▸ TASK TO CARRY OUT: The records below must be retyped exactly.

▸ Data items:
(begin)

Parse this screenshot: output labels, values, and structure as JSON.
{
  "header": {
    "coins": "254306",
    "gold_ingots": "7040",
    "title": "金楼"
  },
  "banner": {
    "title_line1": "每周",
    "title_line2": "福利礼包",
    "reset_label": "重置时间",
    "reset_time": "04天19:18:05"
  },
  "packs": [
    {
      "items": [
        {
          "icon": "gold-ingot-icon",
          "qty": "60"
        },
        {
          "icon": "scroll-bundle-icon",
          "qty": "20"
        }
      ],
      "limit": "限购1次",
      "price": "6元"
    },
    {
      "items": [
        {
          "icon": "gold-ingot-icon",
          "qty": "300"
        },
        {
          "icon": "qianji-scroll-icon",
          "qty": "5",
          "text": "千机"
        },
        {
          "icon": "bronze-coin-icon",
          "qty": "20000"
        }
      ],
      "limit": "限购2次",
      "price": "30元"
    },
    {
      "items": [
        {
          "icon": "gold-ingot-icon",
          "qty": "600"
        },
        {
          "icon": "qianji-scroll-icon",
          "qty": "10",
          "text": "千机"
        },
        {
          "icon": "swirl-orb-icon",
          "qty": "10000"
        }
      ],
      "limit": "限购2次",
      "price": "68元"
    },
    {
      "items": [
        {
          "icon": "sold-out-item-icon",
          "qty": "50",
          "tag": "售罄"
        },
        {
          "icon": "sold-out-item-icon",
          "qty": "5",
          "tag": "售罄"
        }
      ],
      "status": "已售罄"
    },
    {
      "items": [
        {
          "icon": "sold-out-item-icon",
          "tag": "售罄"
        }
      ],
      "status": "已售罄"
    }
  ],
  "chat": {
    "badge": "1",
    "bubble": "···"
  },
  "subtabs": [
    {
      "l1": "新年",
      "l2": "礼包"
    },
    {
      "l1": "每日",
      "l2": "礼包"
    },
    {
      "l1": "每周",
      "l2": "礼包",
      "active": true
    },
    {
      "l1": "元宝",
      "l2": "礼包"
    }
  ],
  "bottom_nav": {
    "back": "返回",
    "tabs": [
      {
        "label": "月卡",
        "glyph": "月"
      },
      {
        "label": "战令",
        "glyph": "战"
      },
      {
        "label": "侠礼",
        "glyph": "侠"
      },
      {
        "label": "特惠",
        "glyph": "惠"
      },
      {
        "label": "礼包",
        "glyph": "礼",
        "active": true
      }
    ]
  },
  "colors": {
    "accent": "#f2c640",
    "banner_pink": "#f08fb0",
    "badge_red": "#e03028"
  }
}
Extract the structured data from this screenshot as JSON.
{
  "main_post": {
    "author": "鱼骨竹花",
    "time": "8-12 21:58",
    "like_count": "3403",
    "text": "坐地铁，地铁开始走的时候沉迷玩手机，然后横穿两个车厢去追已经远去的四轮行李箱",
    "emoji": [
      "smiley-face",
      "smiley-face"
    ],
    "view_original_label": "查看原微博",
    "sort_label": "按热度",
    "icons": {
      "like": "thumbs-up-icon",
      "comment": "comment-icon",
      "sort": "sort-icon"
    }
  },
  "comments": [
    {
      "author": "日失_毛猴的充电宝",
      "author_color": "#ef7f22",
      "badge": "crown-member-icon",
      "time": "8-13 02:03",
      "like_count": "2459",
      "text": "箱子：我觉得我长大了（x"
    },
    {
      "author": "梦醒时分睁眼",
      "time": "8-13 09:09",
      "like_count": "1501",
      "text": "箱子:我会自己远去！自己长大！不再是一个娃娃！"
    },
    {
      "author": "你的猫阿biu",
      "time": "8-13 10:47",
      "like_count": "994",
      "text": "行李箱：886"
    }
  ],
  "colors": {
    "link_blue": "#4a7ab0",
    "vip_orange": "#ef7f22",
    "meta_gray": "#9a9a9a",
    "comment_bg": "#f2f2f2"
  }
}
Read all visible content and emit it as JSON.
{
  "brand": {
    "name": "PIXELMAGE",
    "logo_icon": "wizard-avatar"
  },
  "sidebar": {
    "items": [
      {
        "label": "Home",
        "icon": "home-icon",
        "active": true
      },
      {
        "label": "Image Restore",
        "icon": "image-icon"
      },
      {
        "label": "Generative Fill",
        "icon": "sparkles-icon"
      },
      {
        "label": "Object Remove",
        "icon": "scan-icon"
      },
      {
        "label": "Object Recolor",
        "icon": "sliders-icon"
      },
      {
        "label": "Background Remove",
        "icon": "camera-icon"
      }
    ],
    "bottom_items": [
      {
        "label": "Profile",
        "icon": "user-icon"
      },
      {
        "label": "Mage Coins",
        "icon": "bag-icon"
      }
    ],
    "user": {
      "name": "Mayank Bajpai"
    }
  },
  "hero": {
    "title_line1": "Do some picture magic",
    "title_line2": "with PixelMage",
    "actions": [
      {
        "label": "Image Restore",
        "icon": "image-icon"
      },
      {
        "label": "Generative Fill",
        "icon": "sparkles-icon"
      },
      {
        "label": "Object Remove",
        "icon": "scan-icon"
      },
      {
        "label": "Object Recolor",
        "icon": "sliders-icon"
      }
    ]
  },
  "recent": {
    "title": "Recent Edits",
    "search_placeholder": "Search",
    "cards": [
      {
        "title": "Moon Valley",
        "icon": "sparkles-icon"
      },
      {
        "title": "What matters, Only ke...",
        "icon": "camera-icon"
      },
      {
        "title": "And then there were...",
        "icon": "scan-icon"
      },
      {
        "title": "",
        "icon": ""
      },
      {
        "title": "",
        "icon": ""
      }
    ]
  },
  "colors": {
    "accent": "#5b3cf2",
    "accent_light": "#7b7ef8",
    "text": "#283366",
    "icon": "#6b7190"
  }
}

(end)

▸ ANSWER FOR THIS EXERCISE:
Parse this screenshot: output labels, values, and structure as JSON.
{
  "header": {
    "coins": "254306",
    "gold_ingots": "7040",
    "title": "金楼"
  },
  "banner": {
    "title_line1": "每周",
    "title_line2": "福利礼包",
    "reset_label": "重置时间",
    "reset_time": "04天19:18:05"
  },
  "packs": [
    {
      "items": [
        {
          "icon": "gold-ingot-icon",
          "qty": "60"
        },
        {
          "icon": "scroll-bundle-icon",
          "qty": "20"
        }
      ],
      "limit": "限购1次",
      "price": "6元"
    },
    {
      "items": [
        {
          "icon": "gold-ingot-icon",
          "qty": "300"
        },
        {
          "icon": "qianji-scroll-icon",
          "qty": "5",
          "text": "千机"
        },
        {
          "icon": "bronze-coin-icon",
          "qty": "20000"
        }
      ],
      "limit": "限购2次",
      "price": "30元"
    },
    {
      "items": [
        {
          "icon": "gold-ingot-icon",
          "qty": "600"
        },
        {
          "icon": "qianji-scroll-icon",
          "qty": "10",
          "text": "千机"
        },
        {
          "icon": "swirl-orb-icon",
          "qty": "10000"
        }
      ],
      "limit": "限购2次",
      "price": "68元"
    },
    {
      "items": [
        {
          "icon": "sold-out-item-icon",
          "qty": "50",
          "tag": "售罄"
        },
        {
          "icon": "sold-out-item-icon",
          "qty": "5",
          "tag": "售罄"
        }
      ],
      "status": "已售罄"
    },
    {
      "items": [
        {
          "icon": "sold-out-item-icon",
          "tag": "售罄"
        }
      ],
      "status": "已售罄"
    }
  ],
  "chat": {
    "badge": "1",
    "bubble": "···"
  },
  "subtabs": [
    {
      "l1": "新年",
      "l2": "礼包"
    },
    {
      "l1": "每日",
      "l2": "礼包"
    },
    {
      "l1": "每周",
      "l2": "礼包",
      "active": true
    },
    {
      "l1": "元宝",
      "l2": "礼包"
    }
  ],
  "bottom_nav": {
    "back": "返回",
    "tabs": [
      {
        "label": "月卡",
        "glyph": "月"
      },
      {
        "label": "战令",
        "glyph": "战"
      },
      {
        "label": "侠礼",
        "glyph": "侠"
      },
      {
        "label": "特惠",
        "glyph": "惠"
      },
      {
        "label": "礼包",
        "glyph": "礼",
        "active": true
      }
    ]
  },
  "colors": {
    "accent": "#f2c640",
    "banner_pink": "#f08fb0",
    "badge_red": "#e03028"
  }
}
Extract the structured data from this screenshot as JSON.
{
  "main_post": {
    "author": "鱼骨竹花",
    "time": "8-12 21:58",
    "like_count": "3403",
    "text": "坐地铁，地铁开始走的时候沉迷玩手机，然后横穿两个车厢去追已经远去的四轮行李箱",
    "emoji": [
      "smiley-face",
      "smiley-face"
    ],
    "view_original_label": "查看原微博",
    "sort_label": "按热度",
    "icons": {
      "like": "thumbs-up-icon",
      "comment": "comment-icon",
      "sort": "sort-icon"
    }
  },
  "comments": [
    {
      "author": "日失_毛猴的充电宝",
      "author_color": "#ef7f22",
      "badge": "crown-member-icon",
      "time": "8-13 02:03",
      "like_count": "2459",
      "text": "箱子：我觉得我长大了（x"
    },
    {
      "author": "梦醒时分睁眼",
      "time": "8-13 09:09",
      "like_count": "1501",
      "text": "箱子:我会自己远去！自己长大！不再是一个娃娃！"
    },
    {
      "author": "你的猫阿biu",
      "time": "8-13 10:47",
      "like_count": "994",
      "text": "行李箱：886"
    }
  ],
  "colors": {
    "link_blue": "#4a7ab0",
    "vip_orange": "#ef7f22",
    "meta_gray": "#9a9a9a",
    "comment_bg": "#f2f2f2"
  }
}
Read all visible content and emit it as JSON.
{
  "brand": {
    "name": "PIXELMAGE",
    "logo_icon": "wizard-avatar"
  },
  "sidebar": {
    "items": [
      {
        "label": "Home",
        "icon": "home-icon",
        "active": true
      },
      {
        "label": "Image Restore",
        "icon": "image-icon"
      },
      {
        "label": "Generative Fill",
        "icon": "sparkles-icon"
      },
      {
        "label": "Object Remove",
        "icon": "scan-icon"
      },
      {
        "label": "Object Recolor",
        "icon": "sliders-icon"
      },
      {
        "label": "Background Remove",
        "icon": "camera-icon"
      }
    ],
    "bottom_items": [
      {
        "label": "Profile",
        "icon": "user-icon"
      },
      {
        "label": "Mage Coins",
        "icon": "bag-icon"
      }
    ],
    "user": {
      "name": "Mayank Bajpai"
    }
  },
  "hero": {
    "title_line1": "Do some picture magic",
    "title_line2": "with PixelMage",
    "actions": [
      {
        "label": "Image Restore",
        "icon": "image-icon"
      },
      {
        "label": "Generative Fill",
        "icon": "sparkles-icon"
      },
      {
        "label": "Object Remove",
        "icon": "scan-icon"
      },
      {
        "label": "Object Recolor",
        "icon": "sliders-icon"
      }
    ]
  },
  "recent": {
    "title": "Recent Edits",
    "search_placeholder": "Search",
    "cards": [
      {
        "title": "Moon Valley",
        "icon": "sparkles-icon"
      },
      {
        "title": "What matters, Only ke...",
        "icon": "camera-icon"
      },
      {
        "title": "And then there were...",
        "icon": "scan-icon"
      },
      {
        "title": "",
        "icon": ""
      },
      {
        "title": "",
        "icon": ""
      }
    ]
  },
  "colors": {
    "accent": "#5b3cf2",
    "accent_light": "#7b7ef8",
    "text": "#283366",
    "icon": "#6b7190"
  }
}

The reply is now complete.